• [RECORDS SUPPLIED]:
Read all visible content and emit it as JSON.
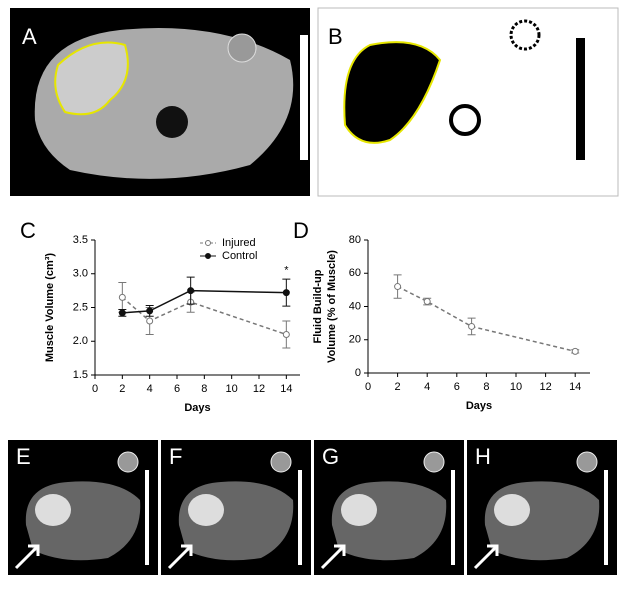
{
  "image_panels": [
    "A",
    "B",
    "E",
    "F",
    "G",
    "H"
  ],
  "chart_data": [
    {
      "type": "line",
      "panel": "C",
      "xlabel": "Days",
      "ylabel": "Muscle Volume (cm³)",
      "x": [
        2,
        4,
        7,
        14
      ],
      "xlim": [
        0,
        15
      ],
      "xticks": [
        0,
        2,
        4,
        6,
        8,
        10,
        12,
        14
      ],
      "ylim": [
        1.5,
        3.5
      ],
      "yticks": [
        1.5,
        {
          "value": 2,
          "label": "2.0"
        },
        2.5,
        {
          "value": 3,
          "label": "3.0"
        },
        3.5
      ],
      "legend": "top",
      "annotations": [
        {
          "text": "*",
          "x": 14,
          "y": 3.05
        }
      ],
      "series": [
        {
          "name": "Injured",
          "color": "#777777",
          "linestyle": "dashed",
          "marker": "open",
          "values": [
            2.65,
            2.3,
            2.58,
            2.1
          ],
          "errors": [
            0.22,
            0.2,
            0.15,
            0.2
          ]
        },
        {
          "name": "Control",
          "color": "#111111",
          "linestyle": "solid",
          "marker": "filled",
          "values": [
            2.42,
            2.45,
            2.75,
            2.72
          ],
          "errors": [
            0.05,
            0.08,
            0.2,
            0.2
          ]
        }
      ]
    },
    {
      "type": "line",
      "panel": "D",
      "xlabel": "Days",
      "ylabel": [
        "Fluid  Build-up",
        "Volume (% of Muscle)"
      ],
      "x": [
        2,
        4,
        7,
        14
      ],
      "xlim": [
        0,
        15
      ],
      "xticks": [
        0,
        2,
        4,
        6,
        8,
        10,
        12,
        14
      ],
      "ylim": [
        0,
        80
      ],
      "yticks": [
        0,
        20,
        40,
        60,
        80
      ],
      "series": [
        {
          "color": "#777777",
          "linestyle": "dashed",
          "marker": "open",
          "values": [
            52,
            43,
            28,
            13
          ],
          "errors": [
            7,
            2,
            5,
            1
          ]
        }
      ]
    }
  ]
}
--
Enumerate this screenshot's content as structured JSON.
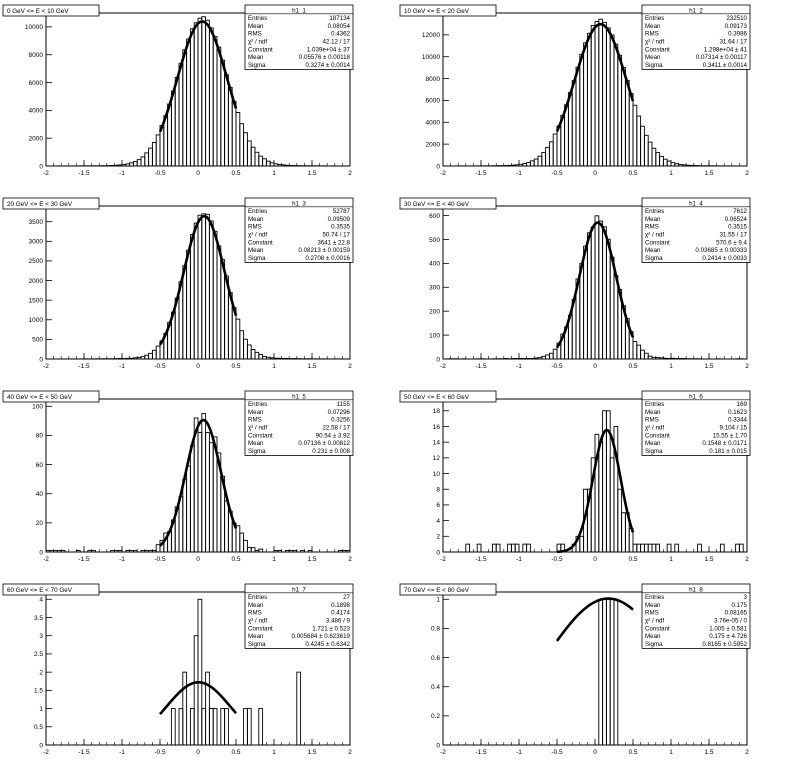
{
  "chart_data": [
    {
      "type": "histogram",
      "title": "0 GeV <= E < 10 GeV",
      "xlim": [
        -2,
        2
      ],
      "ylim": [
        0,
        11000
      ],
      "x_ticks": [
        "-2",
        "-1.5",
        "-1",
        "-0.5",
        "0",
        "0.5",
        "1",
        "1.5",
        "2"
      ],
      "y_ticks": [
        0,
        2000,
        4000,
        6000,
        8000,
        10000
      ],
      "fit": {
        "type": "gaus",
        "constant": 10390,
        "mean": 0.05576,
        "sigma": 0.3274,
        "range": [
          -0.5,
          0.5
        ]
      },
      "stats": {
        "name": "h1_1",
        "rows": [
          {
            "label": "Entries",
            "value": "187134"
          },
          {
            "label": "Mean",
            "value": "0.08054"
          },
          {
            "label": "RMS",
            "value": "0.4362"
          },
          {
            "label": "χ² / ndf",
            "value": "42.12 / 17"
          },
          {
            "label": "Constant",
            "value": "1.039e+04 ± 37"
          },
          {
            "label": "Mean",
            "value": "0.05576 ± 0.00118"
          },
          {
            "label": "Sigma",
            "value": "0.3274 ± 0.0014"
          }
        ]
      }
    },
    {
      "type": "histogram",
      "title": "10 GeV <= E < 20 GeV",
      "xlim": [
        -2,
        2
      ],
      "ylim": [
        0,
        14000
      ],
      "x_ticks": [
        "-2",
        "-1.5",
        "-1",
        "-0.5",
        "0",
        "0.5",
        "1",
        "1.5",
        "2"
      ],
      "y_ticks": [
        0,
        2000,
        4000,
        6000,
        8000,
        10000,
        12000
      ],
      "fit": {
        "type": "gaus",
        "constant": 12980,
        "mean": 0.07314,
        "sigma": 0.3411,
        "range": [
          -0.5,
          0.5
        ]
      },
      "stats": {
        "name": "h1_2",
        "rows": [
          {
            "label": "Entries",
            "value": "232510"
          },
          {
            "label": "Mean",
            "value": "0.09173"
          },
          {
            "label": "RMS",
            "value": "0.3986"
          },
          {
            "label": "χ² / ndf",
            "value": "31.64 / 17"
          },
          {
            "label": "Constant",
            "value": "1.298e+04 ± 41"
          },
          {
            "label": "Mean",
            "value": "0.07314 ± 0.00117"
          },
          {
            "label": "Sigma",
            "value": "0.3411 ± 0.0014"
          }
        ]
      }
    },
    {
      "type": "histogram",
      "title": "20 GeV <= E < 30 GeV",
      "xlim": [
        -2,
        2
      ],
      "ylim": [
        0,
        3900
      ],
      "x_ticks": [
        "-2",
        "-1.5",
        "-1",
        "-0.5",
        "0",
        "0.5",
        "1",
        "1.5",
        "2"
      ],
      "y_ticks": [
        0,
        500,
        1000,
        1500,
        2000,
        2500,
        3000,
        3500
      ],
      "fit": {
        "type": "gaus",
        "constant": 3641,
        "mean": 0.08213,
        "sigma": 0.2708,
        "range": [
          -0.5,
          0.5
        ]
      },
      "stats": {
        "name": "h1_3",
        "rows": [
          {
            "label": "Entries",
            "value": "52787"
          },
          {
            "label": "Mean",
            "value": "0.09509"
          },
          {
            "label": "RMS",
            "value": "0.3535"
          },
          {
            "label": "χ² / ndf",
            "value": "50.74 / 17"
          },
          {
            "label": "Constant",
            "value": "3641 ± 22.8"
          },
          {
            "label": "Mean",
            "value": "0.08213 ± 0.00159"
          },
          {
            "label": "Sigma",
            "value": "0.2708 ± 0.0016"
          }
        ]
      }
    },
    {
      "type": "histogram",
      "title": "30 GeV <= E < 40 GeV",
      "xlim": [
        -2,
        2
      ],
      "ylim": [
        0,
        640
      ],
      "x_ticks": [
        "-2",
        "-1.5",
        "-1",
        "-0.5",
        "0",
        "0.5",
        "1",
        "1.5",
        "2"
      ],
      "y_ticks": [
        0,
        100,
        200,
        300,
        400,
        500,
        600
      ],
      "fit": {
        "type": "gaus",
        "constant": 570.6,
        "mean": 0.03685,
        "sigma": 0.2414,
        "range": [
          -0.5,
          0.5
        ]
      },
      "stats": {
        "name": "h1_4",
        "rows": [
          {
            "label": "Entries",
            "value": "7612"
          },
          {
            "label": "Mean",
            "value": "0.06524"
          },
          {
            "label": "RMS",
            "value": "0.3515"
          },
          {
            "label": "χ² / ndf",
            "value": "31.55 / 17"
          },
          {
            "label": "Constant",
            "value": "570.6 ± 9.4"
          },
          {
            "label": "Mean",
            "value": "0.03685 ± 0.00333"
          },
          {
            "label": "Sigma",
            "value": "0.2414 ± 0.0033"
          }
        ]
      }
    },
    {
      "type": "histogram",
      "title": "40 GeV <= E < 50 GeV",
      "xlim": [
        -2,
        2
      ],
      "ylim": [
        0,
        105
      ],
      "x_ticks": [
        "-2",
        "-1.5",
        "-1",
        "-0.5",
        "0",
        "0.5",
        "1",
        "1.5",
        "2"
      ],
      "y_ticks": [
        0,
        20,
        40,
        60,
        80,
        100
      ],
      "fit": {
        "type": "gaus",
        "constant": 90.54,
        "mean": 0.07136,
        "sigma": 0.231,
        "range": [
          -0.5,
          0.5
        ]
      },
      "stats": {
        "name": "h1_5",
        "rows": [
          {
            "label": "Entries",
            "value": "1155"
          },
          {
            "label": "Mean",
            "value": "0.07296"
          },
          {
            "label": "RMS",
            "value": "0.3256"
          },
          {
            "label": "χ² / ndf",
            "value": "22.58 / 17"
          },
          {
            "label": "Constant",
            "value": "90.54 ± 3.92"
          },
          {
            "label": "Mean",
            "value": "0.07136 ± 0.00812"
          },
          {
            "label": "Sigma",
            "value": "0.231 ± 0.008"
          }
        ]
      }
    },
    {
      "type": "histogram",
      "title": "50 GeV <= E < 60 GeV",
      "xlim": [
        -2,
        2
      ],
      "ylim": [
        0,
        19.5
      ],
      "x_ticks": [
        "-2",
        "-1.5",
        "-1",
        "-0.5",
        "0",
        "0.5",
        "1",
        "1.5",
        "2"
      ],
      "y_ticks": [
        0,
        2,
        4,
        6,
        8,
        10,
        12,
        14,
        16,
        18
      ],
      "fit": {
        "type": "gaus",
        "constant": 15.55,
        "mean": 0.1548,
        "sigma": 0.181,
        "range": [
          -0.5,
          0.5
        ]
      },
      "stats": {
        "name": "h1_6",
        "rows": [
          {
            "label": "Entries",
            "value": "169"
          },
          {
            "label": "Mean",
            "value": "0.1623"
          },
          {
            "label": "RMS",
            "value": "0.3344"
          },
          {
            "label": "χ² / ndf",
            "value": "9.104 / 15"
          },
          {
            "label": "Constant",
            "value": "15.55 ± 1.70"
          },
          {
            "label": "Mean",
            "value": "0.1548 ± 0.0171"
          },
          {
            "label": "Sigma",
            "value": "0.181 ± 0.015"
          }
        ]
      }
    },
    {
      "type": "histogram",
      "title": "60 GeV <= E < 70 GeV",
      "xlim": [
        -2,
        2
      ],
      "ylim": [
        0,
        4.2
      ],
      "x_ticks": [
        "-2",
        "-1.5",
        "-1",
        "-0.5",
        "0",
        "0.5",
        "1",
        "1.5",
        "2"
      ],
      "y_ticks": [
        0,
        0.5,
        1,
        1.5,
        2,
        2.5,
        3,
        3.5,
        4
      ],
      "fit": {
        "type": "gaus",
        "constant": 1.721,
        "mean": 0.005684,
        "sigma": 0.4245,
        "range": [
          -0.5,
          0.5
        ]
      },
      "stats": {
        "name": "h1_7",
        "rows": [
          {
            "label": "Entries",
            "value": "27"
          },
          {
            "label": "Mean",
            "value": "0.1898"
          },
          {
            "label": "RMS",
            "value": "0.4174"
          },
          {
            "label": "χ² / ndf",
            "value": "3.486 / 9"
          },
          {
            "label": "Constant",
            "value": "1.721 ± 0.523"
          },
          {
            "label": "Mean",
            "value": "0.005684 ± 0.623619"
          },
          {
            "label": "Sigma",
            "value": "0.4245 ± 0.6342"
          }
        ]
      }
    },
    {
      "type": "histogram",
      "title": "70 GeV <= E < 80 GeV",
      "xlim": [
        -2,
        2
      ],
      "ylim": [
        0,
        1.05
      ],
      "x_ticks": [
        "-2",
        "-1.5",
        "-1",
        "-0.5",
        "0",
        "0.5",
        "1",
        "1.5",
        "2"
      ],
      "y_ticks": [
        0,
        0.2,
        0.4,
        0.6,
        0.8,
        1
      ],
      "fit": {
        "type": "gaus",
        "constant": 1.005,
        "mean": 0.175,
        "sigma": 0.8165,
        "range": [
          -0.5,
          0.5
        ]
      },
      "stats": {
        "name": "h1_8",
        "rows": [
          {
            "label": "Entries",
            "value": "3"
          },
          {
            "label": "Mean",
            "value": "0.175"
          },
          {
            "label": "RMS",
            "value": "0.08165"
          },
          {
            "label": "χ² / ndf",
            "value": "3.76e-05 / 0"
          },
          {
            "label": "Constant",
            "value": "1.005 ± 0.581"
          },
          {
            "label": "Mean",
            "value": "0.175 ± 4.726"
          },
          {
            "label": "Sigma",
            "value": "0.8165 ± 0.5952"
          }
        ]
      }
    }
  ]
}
==
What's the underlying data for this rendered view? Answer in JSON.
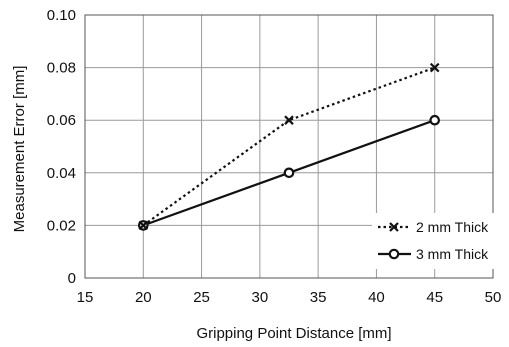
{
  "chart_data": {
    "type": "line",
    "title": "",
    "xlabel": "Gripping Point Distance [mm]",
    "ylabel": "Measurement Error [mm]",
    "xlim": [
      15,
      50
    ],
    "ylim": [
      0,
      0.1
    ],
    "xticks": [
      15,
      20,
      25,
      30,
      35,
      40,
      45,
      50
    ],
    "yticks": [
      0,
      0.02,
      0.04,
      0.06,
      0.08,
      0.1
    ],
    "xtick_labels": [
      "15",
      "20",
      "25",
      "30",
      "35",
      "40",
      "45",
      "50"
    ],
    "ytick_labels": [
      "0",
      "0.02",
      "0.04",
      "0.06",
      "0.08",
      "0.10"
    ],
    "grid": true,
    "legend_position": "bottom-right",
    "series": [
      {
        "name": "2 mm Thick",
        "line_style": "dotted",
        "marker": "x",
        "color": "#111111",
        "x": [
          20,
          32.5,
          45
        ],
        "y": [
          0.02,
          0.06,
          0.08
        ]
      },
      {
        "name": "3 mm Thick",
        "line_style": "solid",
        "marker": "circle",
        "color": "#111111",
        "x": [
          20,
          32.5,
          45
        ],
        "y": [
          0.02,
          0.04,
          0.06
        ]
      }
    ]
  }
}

• [GOAL]: Search the preceding listing for "ylabel" and extract every line where it is found.

• [ANSWER TO THE PROBLEM]:
      "ylabel": "Muscle Volume (cm³)",
      "ylabel": [
    "ylabel": "Measurement Error [mm]",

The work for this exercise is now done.